Objective | Omit all images. Transcribe the rest of the material below exactly.

## Begin

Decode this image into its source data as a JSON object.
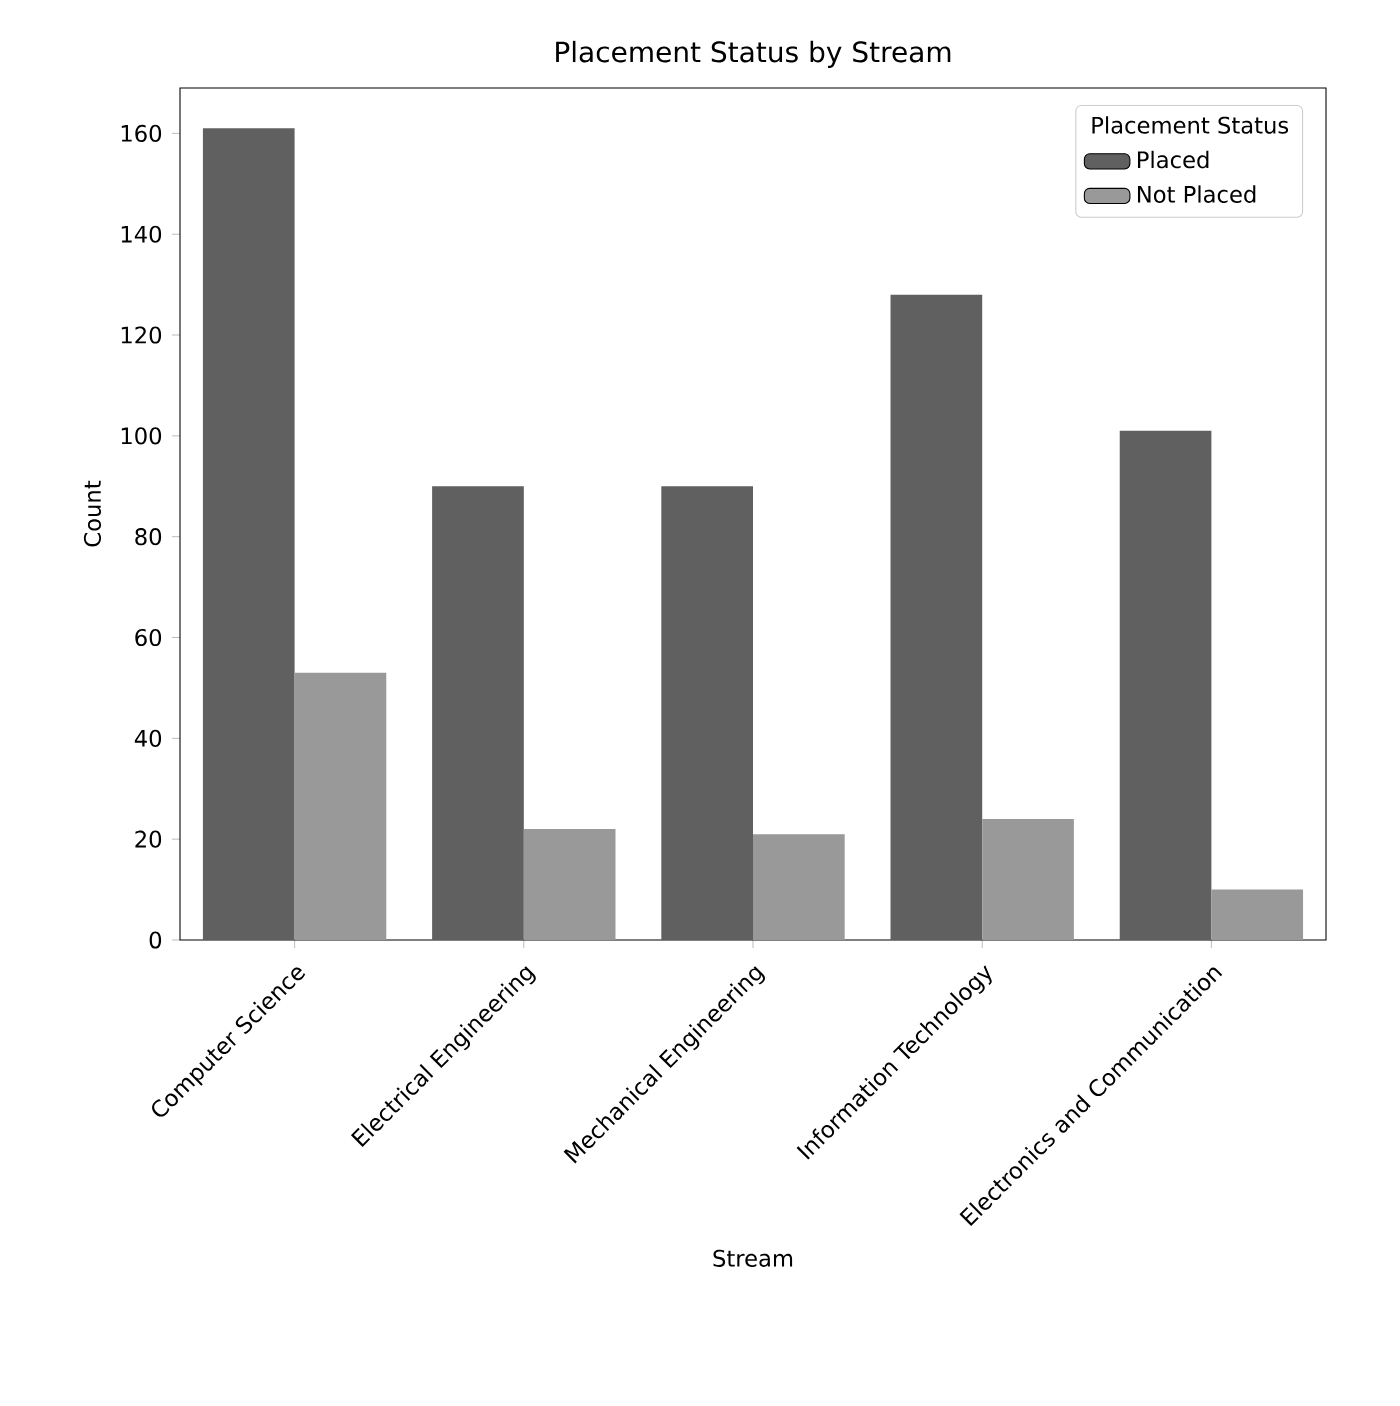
{
  "chart_data": {
    "type": "bar",
    "title": "Placement Status by Stream",
    "xlabel": "Stream",
    "ylabel": "Count",
    "legend_title": "Placement Status",
    "categories": [
      "Computer Science",
      "Electrical Engineering",
      "Mechanical Engineering",
      "Information Technology",
      "Electronics and Communication"
    ],
    "series": [
      {
        "name": "Placed",
        "color": "#606060",
        "values": [
          161,
          90,
          90,
          128,
          101
        ]
      },
      {
        "name": "Not Placed",
        "color": "#999999",
        "values": [
          53,
          22,
          21,
          24,
          10
        ]
      }
    ],
    "ylim": [
      0,
      169
    ],
    "yticks": [
      0,
      20,
      40,
      60,
      80,
      100,
      120,
      140,
      160
    ],
    "grid": false,
    "legend": "top right"
  }
}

## End

Answer for this exercise |
Decode this image into its source data as a JSON object.
{
  "chart_data": {
    "type": "bar",
    "title": "Placement Status by Stream",
    "xlabel": "Stream",
    "ylabel": "Count",
    "legend_title": "Placement Status",
    "categories": [
      "Computer Science",
      "Electrical Engineering",
      "Mechanical Engineering",
      "Information Technology",
      "Electronics and Communication"
    ],
    "series": [
      {
        "name": "Placed",
        "color": "#606060",
        "values": [
          161,
          90,
          90,
          128,
          101
        ]
      },
      {
        "name": "Not Placed",
        "color": "#999999",
        "values": [
          53,
          22,
          21,
          24,
          10
        ]
      }
    ],
    "ylim": [
      0,
      169
    ],
    "yticks": [
      0,
      20,
      40,
      60,
      80,
      100,
      120,
      140,
      160
    ],
    "grid": false,
    "legend": "top right"
  }
}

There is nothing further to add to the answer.